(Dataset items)
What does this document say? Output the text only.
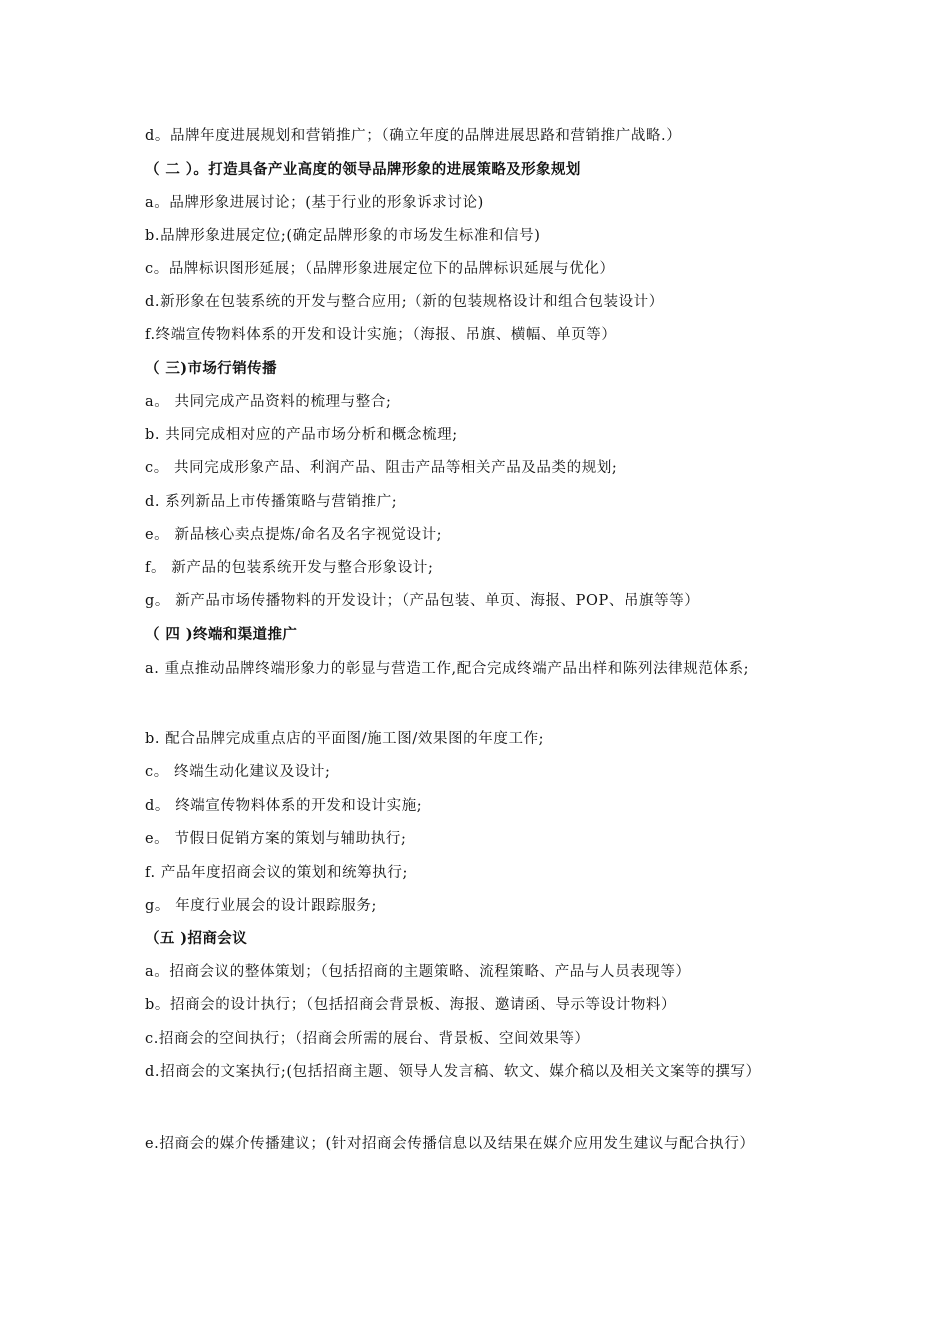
d。品牌年度进展规划和营销推广；（确立年度的品牌进展思路和营销推广战略.）
（ 二 ）。打造具备产业高度的领导品牌形象的进展策略及形象规划
a。品牌形象进展讨论；(基于行业的形象诉求讨论)
b.品牌形象进展定位;(确定品牌形象的市场发生标准和信号)
c。品牌标识图形延展；（品牌形象进展定位下的品牌标识延展与优化）
d.新形象在包装系统的开发与整合应用;（新的包装规格设计和组合包装设计）
f.终端宣传物料体系的开发和设计实施；（海报、吊旗、横幅、单页等）
（ 三)市场行销传播
a。 共同完成产品资料的梳理与整合;
b. 共同完成相对应的产品市场分析和概念梳理;
c。 共同完成形象产品、利润产品、阻击产品等相关产品及品类的规划;
d. 系列新品上市传播策略与营销推广;
e。 新品核心卖点提炼/命名及名字视觉设计;
f。 新产品的包装系统开发与整合形象设计;
g。 新产品市场传播物料的开发设计；（产品包装、单页、海报、POP、吊旗等等）
（ 四 )终端和渠道推广
a. 重点推动品牌终端形象力的彰显与营造工作,配合完成终端产品出样和陈列法律规范体系;
b. 配合品牌完成重点店的平面图/施工图/效果图的年度工作;
c。 终端生动化建议及设计;
d。 终端宣传物料体系的开发和设计实施;
e。 节假日促销方案的策划与辅助执行;
f. 产品年度招商会议的策划和统筹执行;
g。 年度行业展会的设计跟踪服务;
（五 )招商会议
a。招商会议的整体策划；（包括招商的主题策略、流程策略、产品与人员表现等）
b。招商会的设计执行；（包括招商会背景板、海报、邀请函、导示等设计物料）
c.招商会的空间执行；（招商会所需的展台、背景板、空间效果等）
d.招商会的文案执行;(包括招商主题、领导人发言稿、软文、媒介稿以及相关文案等的撰写）
e.招商会的媒介传播建议；(针对招商会传播信息以及结果在媒介应用发生建议与配合执行）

== Directions ==
Lines containing the word "终端宣传物料体系的开发和设计实施" must all be returned from the material above.

== Correct answer ==
f.终端宣传物料体系的开发和设计实施；（海报、吊旗、横幅、单页等）
d。 终端宣传物料体系的开发和设计实施;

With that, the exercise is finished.